Your goal
Copy the lines holding the word "text", all of them.

Dataset entries

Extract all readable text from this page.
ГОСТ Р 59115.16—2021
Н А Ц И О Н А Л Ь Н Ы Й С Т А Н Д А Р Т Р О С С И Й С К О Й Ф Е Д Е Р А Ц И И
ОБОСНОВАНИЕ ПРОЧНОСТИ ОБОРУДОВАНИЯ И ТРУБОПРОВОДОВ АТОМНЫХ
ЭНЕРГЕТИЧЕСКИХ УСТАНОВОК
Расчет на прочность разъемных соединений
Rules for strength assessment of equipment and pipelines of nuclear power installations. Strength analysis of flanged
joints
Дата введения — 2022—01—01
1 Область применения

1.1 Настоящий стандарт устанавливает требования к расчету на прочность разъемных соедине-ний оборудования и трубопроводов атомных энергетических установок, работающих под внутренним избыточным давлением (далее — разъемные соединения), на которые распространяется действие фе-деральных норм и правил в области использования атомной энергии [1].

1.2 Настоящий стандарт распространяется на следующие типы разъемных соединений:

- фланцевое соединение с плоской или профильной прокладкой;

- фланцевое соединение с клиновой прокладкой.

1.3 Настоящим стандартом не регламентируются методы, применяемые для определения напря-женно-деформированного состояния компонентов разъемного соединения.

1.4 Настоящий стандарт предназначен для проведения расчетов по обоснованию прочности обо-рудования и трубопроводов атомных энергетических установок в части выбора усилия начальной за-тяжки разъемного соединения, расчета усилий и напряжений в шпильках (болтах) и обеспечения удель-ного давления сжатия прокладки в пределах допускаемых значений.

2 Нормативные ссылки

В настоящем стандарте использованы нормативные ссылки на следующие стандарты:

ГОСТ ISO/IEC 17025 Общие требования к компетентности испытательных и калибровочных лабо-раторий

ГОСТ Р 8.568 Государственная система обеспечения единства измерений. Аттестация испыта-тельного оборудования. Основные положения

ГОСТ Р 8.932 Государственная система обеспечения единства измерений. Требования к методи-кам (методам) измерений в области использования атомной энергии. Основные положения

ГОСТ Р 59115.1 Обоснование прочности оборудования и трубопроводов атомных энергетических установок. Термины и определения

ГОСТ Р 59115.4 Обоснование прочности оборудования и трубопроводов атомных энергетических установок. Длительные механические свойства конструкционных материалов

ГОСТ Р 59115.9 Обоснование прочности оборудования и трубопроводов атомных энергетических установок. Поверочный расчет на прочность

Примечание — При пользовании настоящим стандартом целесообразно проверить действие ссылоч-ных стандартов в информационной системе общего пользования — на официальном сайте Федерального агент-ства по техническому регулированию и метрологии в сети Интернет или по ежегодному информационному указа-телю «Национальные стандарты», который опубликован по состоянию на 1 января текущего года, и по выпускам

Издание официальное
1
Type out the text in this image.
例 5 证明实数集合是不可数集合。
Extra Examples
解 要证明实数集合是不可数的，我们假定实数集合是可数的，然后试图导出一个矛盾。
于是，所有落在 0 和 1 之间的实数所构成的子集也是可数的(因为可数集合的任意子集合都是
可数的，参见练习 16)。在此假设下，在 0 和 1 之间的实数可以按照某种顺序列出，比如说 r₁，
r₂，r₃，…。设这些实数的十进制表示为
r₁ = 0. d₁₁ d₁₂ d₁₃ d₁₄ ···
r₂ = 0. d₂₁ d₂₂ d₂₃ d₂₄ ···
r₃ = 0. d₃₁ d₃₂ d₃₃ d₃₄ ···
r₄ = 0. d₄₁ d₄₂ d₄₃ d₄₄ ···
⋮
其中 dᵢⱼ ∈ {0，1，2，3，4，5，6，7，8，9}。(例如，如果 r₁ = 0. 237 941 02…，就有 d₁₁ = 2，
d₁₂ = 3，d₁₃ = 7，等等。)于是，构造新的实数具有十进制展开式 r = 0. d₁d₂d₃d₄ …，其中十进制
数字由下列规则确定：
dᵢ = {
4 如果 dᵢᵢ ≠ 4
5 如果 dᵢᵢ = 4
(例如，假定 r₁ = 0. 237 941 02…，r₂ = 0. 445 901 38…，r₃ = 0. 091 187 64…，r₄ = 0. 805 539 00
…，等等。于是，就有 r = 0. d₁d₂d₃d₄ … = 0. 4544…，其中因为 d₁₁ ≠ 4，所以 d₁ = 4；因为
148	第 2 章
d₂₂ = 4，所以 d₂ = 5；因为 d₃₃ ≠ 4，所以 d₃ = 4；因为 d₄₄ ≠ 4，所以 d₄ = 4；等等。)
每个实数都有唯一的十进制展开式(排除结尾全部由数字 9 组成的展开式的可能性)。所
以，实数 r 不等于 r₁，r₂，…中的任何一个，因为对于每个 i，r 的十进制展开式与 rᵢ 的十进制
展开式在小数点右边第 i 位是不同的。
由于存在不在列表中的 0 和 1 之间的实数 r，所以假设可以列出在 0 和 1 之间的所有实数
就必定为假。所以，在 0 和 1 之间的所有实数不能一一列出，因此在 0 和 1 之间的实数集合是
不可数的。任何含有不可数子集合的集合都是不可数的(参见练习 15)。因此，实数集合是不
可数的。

Answer to the problem
Extract all readable text from this page.
Type out the text in this image.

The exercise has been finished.